(Stated exercise) Copy each line below without leaving any out.

(Data supplied)
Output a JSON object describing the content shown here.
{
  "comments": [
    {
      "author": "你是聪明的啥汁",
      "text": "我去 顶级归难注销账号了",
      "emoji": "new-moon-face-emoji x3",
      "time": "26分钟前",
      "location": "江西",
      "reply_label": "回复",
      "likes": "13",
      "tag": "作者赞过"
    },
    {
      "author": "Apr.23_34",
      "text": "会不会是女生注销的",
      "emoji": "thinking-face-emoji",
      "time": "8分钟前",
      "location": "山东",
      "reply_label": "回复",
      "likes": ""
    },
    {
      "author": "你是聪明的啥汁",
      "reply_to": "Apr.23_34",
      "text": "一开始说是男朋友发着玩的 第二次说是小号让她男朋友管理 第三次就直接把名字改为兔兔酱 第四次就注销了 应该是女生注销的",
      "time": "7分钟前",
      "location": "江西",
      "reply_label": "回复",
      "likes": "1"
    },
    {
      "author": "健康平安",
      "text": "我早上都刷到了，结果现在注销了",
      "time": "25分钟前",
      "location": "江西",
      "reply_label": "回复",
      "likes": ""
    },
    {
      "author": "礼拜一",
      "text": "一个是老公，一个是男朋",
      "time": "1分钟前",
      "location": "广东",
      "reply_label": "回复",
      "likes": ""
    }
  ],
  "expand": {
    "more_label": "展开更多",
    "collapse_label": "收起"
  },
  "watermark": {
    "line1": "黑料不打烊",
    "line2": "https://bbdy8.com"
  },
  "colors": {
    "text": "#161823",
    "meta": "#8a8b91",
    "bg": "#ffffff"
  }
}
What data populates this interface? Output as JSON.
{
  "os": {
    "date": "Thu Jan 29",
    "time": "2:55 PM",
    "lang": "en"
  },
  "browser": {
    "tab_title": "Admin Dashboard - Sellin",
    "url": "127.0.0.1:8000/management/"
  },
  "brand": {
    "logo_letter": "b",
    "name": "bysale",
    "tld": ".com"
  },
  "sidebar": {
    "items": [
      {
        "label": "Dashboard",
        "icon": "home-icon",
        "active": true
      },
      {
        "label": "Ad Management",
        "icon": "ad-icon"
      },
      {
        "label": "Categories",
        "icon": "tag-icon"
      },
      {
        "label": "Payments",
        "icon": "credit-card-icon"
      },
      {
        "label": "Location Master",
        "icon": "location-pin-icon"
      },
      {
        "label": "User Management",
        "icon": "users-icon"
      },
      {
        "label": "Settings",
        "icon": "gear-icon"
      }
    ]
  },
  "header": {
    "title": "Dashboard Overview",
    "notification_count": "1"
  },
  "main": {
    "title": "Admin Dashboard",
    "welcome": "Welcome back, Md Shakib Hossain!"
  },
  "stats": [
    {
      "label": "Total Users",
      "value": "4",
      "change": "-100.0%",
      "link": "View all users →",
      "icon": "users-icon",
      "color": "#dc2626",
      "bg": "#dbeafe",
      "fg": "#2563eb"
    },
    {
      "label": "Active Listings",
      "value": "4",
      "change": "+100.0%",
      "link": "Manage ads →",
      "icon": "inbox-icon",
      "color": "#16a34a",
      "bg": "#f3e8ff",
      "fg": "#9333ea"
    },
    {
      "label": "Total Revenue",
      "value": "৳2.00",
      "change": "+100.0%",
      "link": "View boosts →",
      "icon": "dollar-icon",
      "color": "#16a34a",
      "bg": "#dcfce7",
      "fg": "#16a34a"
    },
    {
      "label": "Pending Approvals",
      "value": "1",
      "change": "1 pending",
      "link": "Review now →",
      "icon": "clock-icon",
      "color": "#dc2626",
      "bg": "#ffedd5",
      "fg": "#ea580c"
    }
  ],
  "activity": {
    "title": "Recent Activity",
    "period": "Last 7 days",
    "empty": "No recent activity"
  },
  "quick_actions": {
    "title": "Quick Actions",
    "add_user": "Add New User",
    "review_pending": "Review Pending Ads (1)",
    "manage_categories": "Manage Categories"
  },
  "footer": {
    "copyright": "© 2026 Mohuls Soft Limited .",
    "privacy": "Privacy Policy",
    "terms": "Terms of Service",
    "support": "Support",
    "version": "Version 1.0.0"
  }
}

(Expected answer)
Output a JSON object describing the content shown here.
{
  "comments": [
    {
      "author": "你是聪明的啥汁",
      "text": "我去 顶级归难注销账号了",
      "emoji": "new-moon-face-emoji x3",
      "time": "26分钟前",
      "location": "江西",
      "reply_label": "回复",
      "likes": "13",
      "tag": "作者赞过"
    },
    {
      "author": "Apr.23_34",
      "text": "会不会是女生注销的",
      "emoji": "thinking-face-emoji",
      "time": "8分钟前",
      "location": "山东",
      "reply_label": "回复",
      "likes": ""
    },
    {
      "author": "你是聪明的啥汁",
      "reply_to": "Apr.23_34",
      "text": "一开始说是男朋友发着玩的 第二次说是小号让她男朋友管理 第三次就直接把名字改为兔兔酱 第四次就注销了 应该是女生注销的",
      "time": "7分钟前",
      "location": "江西",
      "reply_label": "回复",
      "likes": "1"
    },
    {
      "author": "健康平安",
      "text": "我早上都刷到了，结果现在注销了",
      "time": "25分钟前",
      "location": "江西",
      "reply_label": "回复",
      "likes": ""
    },
    {
      "author": "礼拜一",
      "text": "一个是老公，一个是男朋",
      "time": "1分钟前",
      "location": "广东",
      "reply_label": "回复",
      "likes": ""
    }
  ],
  "expand": {
    "more_label": "展开更多",
    "collapse_label": "收起"
  },
  "watermark": {
    "line1": "黑料不打烊",
    "line2": "https://bbdy8.com"
  },
  "colors": {
    "text": "#161823",
    "meta": "#8a8b91",
    "bg": "#ffffff"
  }
}
What data populates this interface? Output as JSON.
{
  "os": {
    "date": "Thu Jan 29",
    "time": "2:55 PM",
    "lang": "en"
  },
  "browser": {
    "tab_title": "Admin Dashboard - Sellin",
    "url": "127.0.0.1:8000/management/"
  },
  "brand": {
    "logo_letter": "b",
    "name": "bysale",
    "tld": ".com"
  },
  "sidebar": {
    "items": [
      {
        "label": "Dashboard",
        "icon": "home-icon",
        "active": true
      },
      {
        "label": "Ad Management",
        "icon": "ad-icon"
      },
      {
        "label": "Categories",
        "icon": "tag-icon"
      },
      {
        "label": "Payments",
        "icon": "credit-card-icon"
      },
      {
        "label": "Location Master",
        "icon": "location-pin-icon"
      },
      {
        "label": "User Management",
        "icon": "users-icon"
      },
      {
        "label": "Settings",
        "icon": "gear-icon"
      }
    ]
  },
  "header": {
    "title": "Dashboard Overview",
    "notification_count": "1"
  },
  "main": {
    "title": "Admin Dashboard",
    "welcome": "Welcome back, Md Shakib Hossain!"
  },
  "stats": [
    {
      "label": "Total Users",
      "value": "4",
      "change": "-100.0%",
      "link": "View all users →",
      "icon": "users-icon",
      "color": "#dc2626",
      "bg": "#dbeafe",
      "fg": "#2563eb"
    },
    {
      "label": "Active Listings",
      "value": "4",
      "change": "+100.0%",
      "link": "Manage ads →",
      "icon": "inbox-icon",
      "color": "#16a34a",
      "bg": "#f3e8ff",
      "fg": "#9333ea"
    },
    {
      "label": "Total Revenue",
      "value": "৳2.00",
      "change": "+100.0%",
      "link": "View boosts →",
      "icon": "dollar-icon",
      "color": "#16a34a",
      "bg": "#dcfce7",
      "fg": "#16a34a"
    },
    {
      "label": "Pending Approvals",
      "value": "1",
      "change": "1 pending",
      "link": "Review now →",
      "icon": "clock-icon",
      "color": "#dc2626",
      "bg": "#ffedd5",
      "fg": "#ea580c"
    }
  ],
  "activity": {
    "title": "Recent Activity",
    "period": "Last 7 days",
    "empty": "No recent activity"
  },
  "quick_actions": {
    "title": "Quick Actions",
    "add_user": "Add New User",
    "review_pending": "Review Pending Ads (1)",
    "manage_categories": "Manage Categories"
  },
  "footer": {
    "copyright": "© 2026 Mohuls Soft Limited .",
    "privacy": "Privacy Policy",
    "terms": "Terms of Service",
    "support": "Support",
    "version": "Version 1.0.0"
  }
}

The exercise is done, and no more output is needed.